Exercise requirements. Output the material below unchanged, apart from leaving out the pictures.

[Dataset rows]
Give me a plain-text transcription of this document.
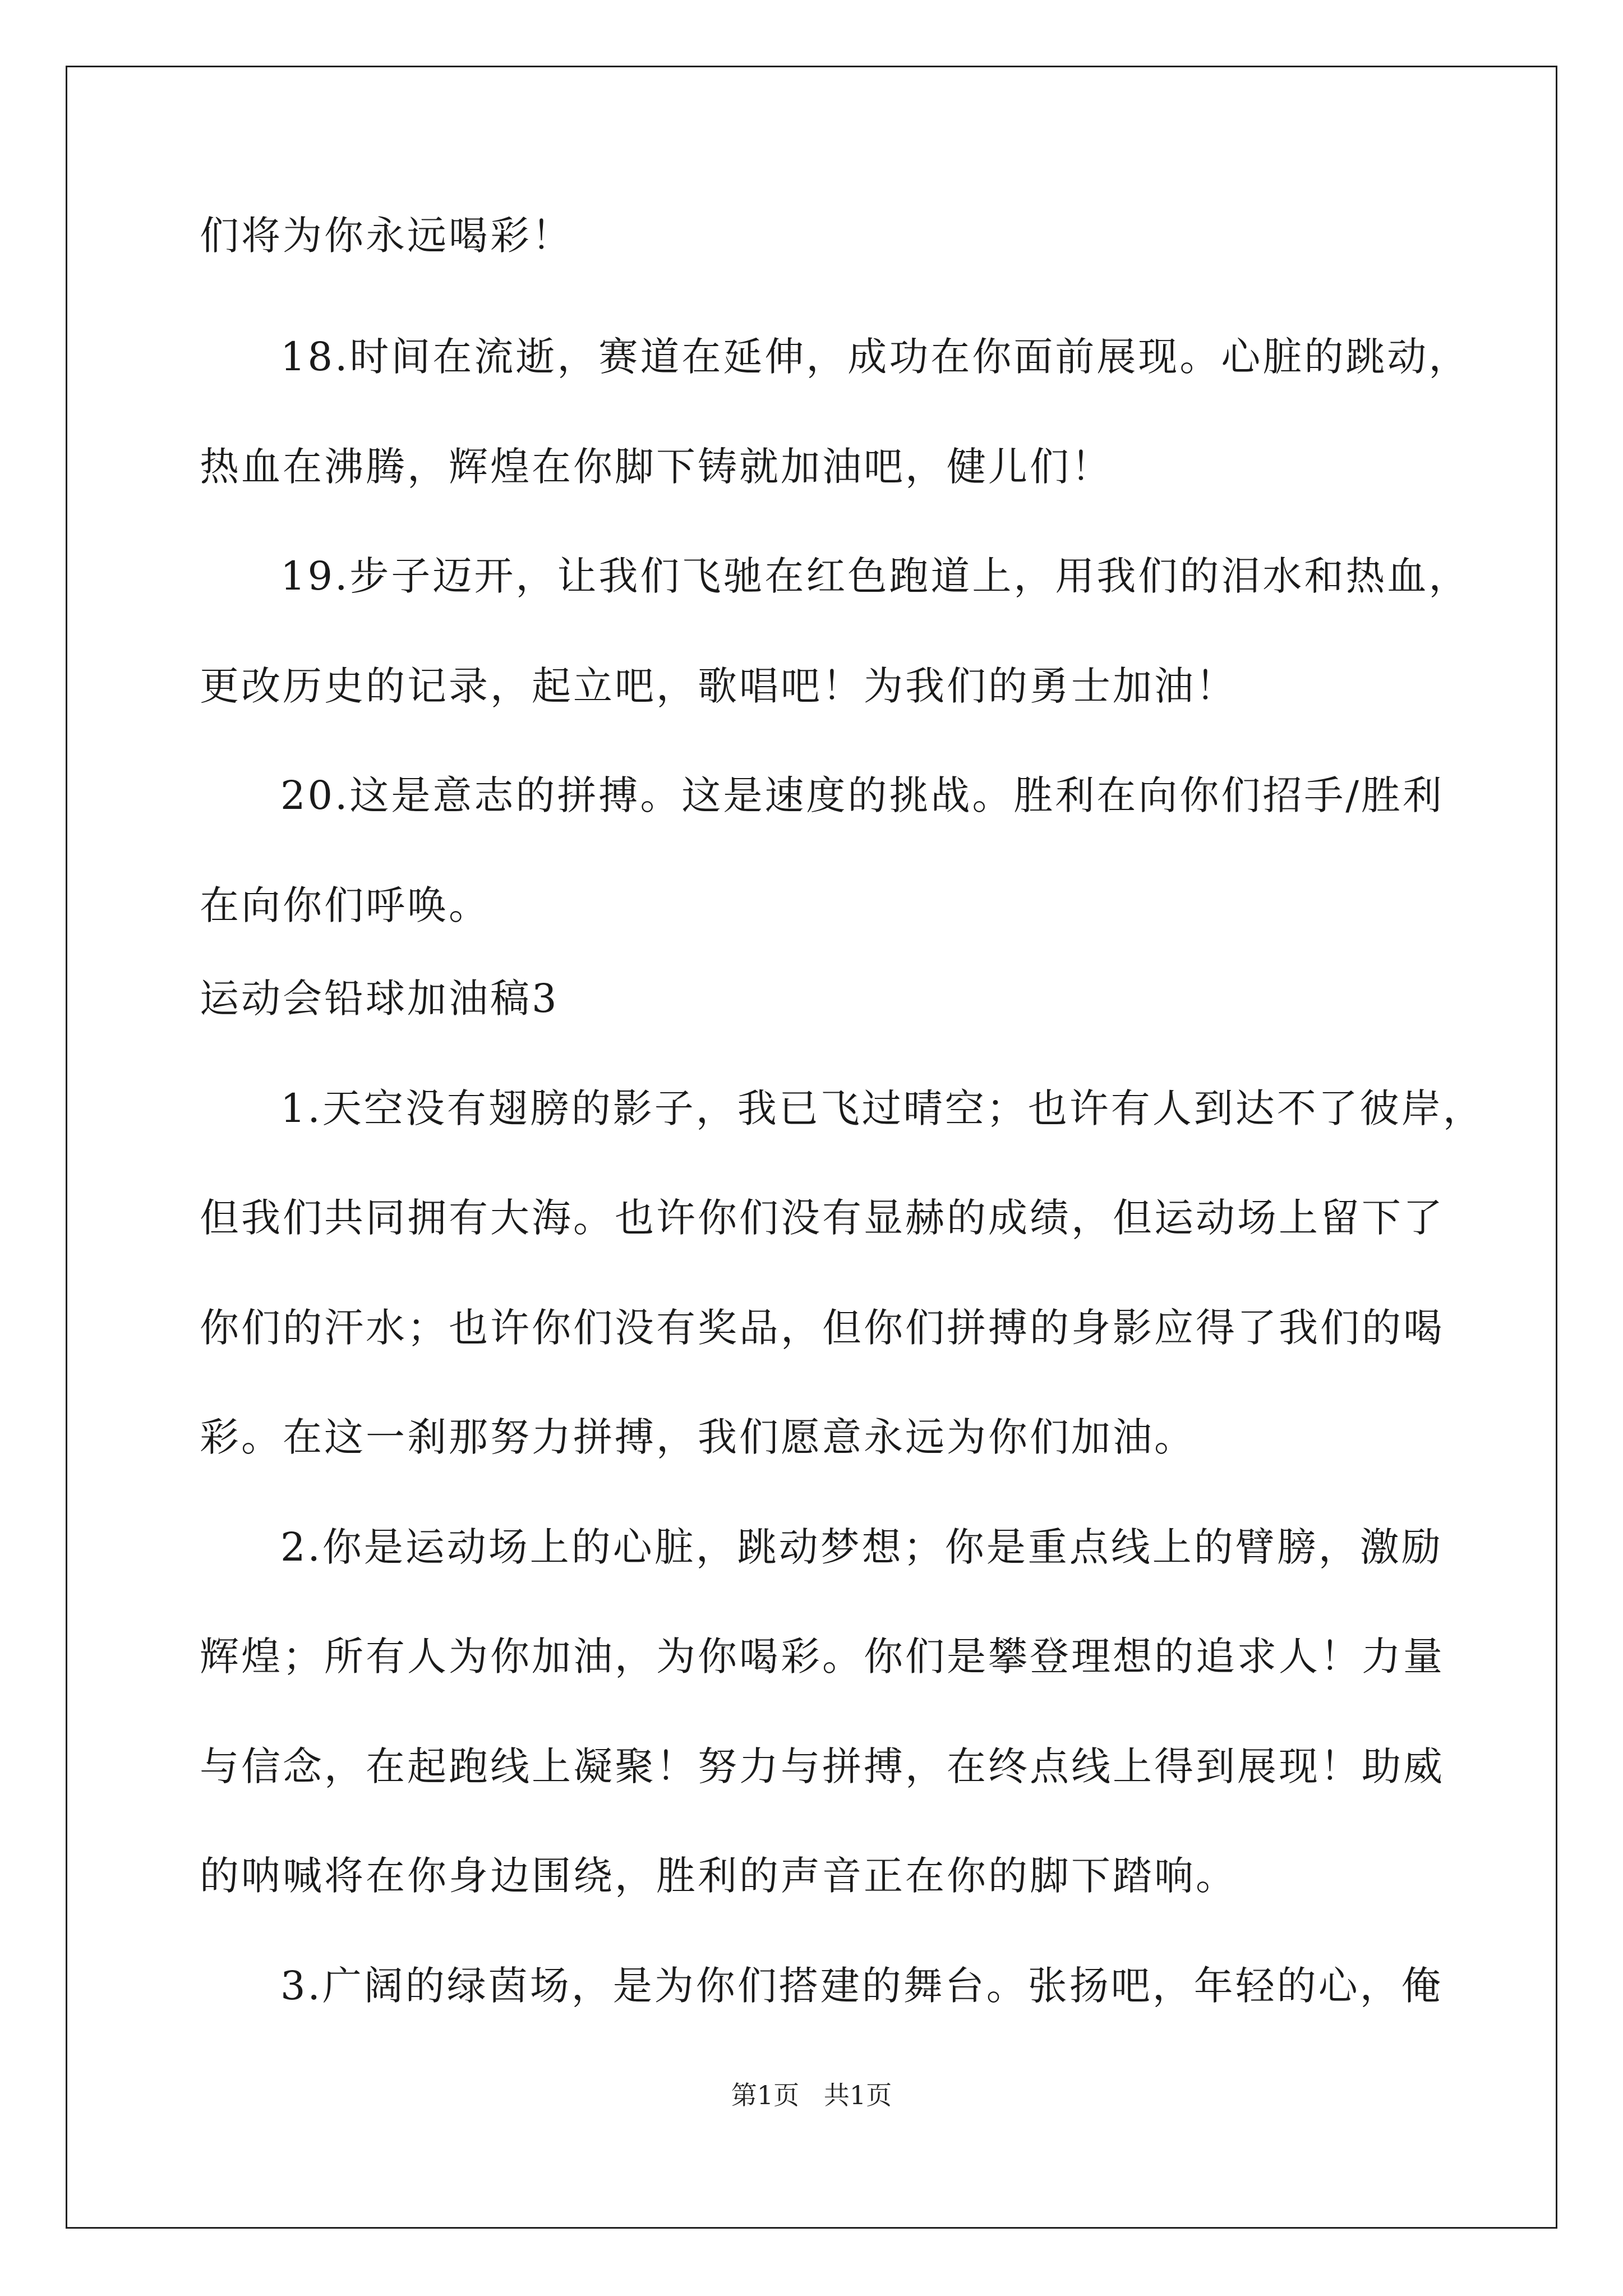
们将为你永远喝彩！
18.时间在流逝，赛道在延伸，成功在你面前展现。心脏的跳动，
热血在沸腾，辉煌在你脚下铸就加油吧，健儿们！
19.步子迈开，让我们飞驰在红色跑道上，用我们的泪水和热血，
更改历史的记录，起立吧，歌唱吧！为我们的勇士加油！
20.这是意志的拼搏。这是速度的挑战。胜利在向你们招手/胜利
在向你们呼唤。
运动会铅球加油稿3
1.天空没有翅膀的影子，我已飞过晴空；也许有人到达不了彼岸，
但我们共同拥有大海。也许你们没有显赫的成绩，但运动场上留下了
你们的汗水；也许你们没有奖品，但你们拼搏的身影应得了我们的喝
彩。在这一刹那努力拼搏，我们愿意永远为你们加油。
2.你是运动场上的心脏，跳动梦想；你是重点线上的臂膀，激励
辉煌；所有人为你加油，为你喝彩。你们是攀登理想的追求人！力量
与信念，在起跑线上凝聚！努力与拼搏，在终点线上得到展现！助威
的呐喊将在你身边围绕，胜利的声音正在你的脚下踏响。
3.广阔的绿茵场，是为你们搭建的舞台。张扬吧，年轻的心，俺
第1页   共1页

Solution to this task.
Give me a plain-text transcription of this document.
们将为你永远喝彩！
18.时间在流逝，赛道在延伸，成功在你面前展现。心脏的跳动，
热血在沸腾，辉煌在你脚下铸就加油吧，健儿们！
19.步子迈开，让我们飞驰在红色跑道上，用我们的泪水和热血，
更改历史的记录，起立吧，歌唱吧！为我们的勇士加油！
20.这是意志的拼搏。这是速度的挑战。胜利在向你们招手/胜利
在向你们呼唤。
运动会铅球加油稿3
1.天空没有翅膀的影子，我已飞过晴空；也许有人到达不了彼岸，
但我们共同拥有大海。也许你们没有显赫的成绩，但运动场上留下了
你们的汗水；也许你们没有奖品，但你们拼搏的身影应得了我们的喝
彩。在这一刹那努力拼搏，我们愿意永远为你们加油。
2.你是运动场上的心脏，跳动梦想；你是重点线上的臂膀，激励
辉煌；所有人为你加油，为你喝彩。你们是攀登理想的追求人！力量
与信念，在起跑线上凝聚！努力与拼搏，在终点线上得到展现！助威
的呐喊将在你身边围绕，胜利的声音正在你的脚下踏响。
3.广阔的绿茵场，是为你们搭建的舞台。张扬吧，年轻的心，俺
第1页   共1页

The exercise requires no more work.